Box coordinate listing

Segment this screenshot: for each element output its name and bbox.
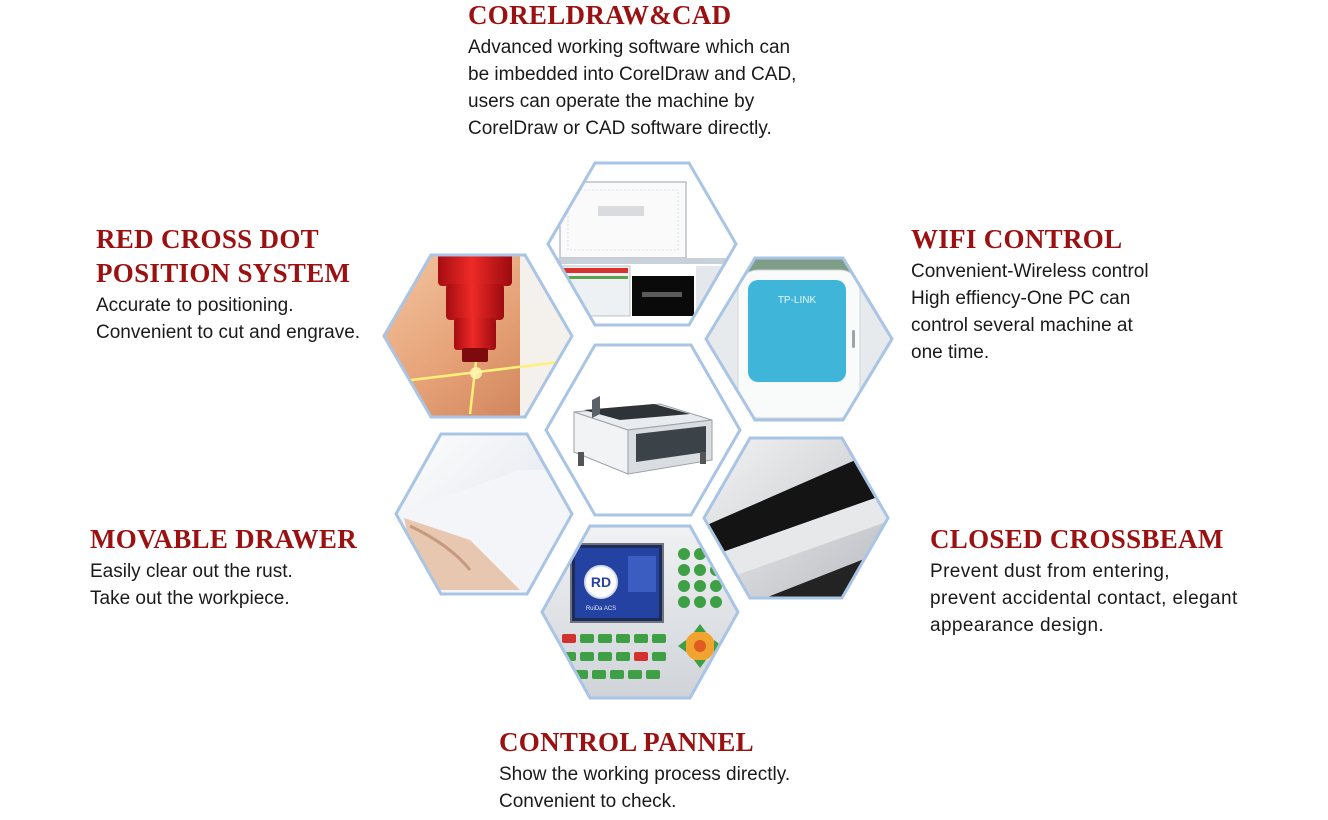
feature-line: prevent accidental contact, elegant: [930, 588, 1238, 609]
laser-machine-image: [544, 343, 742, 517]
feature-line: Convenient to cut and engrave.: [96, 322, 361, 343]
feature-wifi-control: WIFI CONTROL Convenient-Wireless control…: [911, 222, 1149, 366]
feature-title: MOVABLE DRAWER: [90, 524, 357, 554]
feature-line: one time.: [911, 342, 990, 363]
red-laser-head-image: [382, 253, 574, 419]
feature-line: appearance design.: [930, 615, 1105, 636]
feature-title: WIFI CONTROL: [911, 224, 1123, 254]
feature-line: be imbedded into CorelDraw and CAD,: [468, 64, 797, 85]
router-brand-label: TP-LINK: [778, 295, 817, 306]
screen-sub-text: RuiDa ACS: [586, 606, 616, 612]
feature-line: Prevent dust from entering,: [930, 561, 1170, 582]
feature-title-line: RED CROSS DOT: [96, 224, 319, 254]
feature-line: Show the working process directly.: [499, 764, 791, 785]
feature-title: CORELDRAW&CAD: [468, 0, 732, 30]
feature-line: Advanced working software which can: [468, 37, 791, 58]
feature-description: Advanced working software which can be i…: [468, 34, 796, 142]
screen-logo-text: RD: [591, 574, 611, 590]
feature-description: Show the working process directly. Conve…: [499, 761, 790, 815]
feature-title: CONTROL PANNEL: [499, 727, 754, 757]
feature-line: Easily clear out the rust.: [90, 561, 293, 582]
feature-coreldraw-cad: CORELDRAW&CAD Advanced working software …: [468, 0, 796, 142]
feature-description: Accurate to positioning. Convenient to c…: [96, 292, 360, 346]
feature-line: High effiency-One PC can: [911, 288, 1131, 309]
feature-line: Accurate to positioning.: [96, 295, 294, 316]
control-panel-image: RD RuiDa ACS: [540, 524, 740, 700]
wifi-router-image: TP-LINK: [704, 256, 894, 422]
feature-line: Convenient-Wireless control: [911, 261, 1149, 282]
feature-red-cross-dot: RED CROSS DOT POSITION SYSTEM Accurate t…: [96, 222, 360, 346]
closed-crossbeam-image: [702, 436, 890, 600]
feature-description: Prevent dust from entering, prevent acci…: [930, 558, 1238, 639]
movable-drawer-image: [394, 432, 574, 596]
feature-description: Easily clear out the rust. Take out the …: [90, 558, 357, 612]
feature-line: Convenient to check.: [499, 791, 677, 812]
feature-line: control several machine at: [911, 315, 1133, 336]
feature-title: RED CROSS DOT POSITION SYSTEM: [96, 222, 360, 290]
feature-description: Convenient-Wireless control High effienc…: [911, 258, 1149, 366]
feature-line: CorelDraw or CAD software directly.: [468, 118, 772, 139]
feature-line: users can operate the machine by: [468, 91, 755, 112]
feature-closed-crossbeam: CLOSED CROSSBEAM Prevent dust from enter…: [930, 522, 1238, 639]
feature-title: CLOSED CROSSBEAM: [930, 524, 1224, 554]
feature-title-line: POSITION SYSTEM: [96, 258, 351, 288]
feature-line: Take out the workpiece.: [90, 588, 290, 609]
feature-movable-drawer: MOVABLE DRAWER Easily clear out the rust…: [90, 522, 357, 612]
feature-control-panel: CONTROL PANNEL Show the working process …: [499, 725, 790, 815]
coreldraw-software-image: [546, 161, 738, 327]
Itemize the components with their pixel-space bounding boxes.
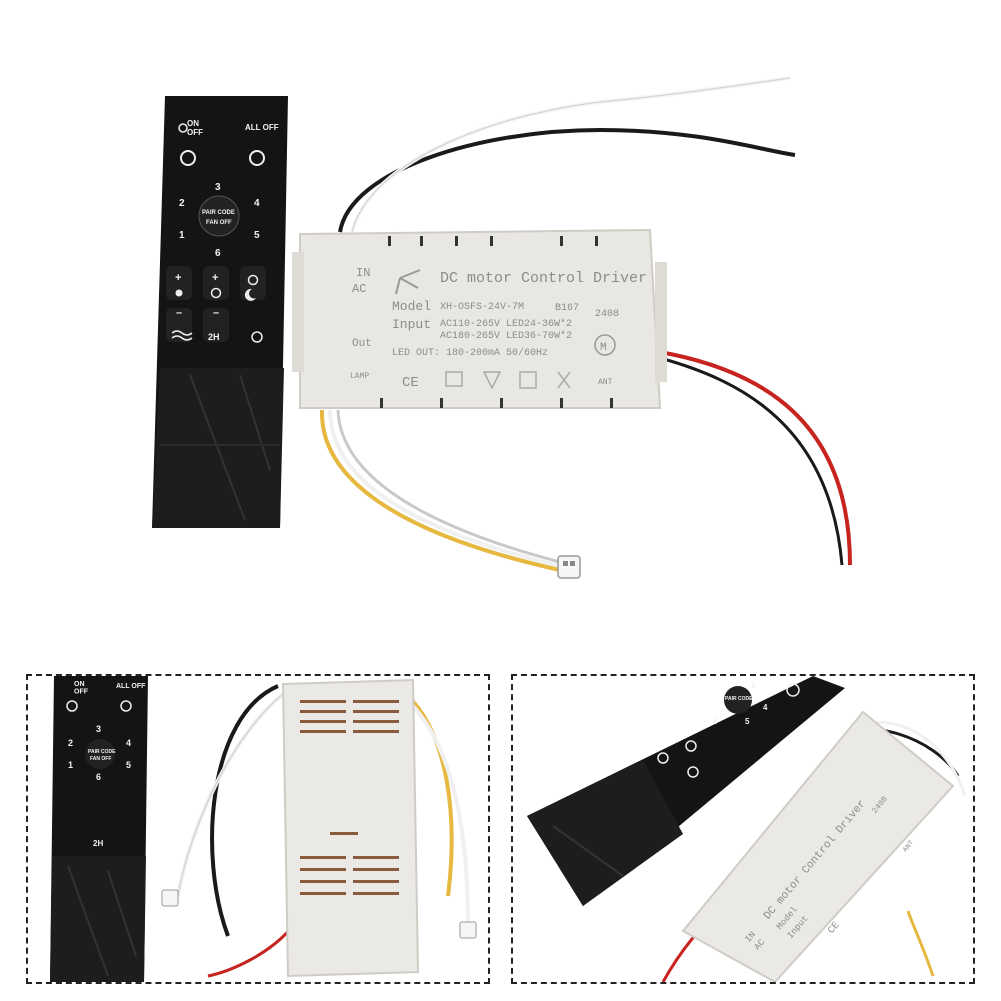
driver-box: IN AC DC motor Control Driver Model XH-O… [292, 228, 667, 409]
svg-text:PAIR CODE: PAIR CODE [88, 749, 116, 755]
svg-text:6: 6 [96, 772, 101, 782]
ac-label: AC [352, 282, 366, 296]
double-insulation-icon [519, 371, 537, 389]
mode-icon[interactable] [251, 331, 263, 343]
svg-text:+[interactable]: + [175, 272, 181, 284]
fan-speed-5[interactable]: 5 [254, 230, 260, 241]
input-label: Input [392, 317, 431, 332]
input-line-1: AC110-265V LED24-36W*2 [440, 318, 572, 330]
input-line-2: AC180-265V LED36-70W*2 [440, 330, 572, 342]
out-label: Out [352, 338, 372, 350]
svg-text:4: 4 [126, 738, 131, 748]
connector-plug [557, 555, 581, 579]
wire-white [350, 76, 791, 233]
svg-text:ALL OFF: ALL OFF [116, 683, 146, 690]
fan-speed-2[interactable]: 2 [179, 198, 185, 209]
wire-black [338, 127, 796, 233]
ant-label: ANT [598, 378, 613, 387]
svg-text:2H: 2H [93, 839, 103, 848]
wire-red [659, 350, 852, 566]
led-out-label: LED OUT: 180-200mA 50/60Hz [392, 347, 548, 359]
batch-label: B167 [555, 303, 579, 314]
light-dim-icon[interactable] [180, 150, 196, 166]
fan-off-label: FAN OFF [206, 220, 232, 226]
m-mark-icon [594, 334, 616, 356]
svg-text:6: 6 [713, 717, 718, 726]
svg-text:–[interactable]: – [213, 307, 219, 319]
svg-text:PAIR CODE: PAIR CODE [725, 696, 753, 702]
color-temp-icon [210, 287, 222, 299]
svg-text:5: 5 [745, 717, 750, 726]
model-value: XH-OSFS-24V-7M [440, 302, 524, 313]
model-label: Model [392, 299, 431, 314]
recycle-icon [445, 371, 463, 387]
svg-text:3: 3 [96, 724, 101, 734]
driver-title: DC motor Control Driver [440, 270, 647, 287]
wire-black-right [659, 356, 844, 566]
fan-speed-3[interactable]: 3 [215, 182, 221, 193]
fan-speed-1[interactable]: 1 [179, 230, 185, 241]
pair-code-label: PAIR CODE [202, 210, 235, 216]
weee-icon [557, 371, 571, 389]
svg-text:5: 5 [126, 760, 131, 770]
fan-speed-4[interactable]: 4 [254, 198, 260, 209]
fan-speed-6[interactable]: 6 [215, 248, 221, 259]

[Objective] Reproduce verbatim the lines of the listing above from the line containing "driver-box: IN AC" up to and including the line containing "connector-plug [557, 555, 581, 579]".

[Final result]
driver-box: IN AC DC motor Control Driver Model XH-O… [292, 228, 667, 409]
svg-text:PAIR CODE: PAIR CODE [88, 749, 116, 755]
svg-text:6: 6 [96, 772, 101, 782]
ac-label: AC [352, 282, 366, 296]
double-insulation-icon [519, 371, 537, 389]
mode-icon[interactable] [251, 331, 263, 343]
svg-text:+[interactable]: + [175, 272, 181, 284]
fan-speed-5[interactable]: 5 [254, 230, 260, 241]
input-label: Input [392, 317, 431, 332]
input-line-1: AC110-265V LED24-36W*2 [440, 318, 572, 330]
input-line-2: AC180-265V LED36-70W*2 [440, 330, 572, 342]
out-label: Out [352, 338, 372, 350]
svg-text:4: 4 [126, 738, 131, 748]
connector-plug [557, 555, 581, 579]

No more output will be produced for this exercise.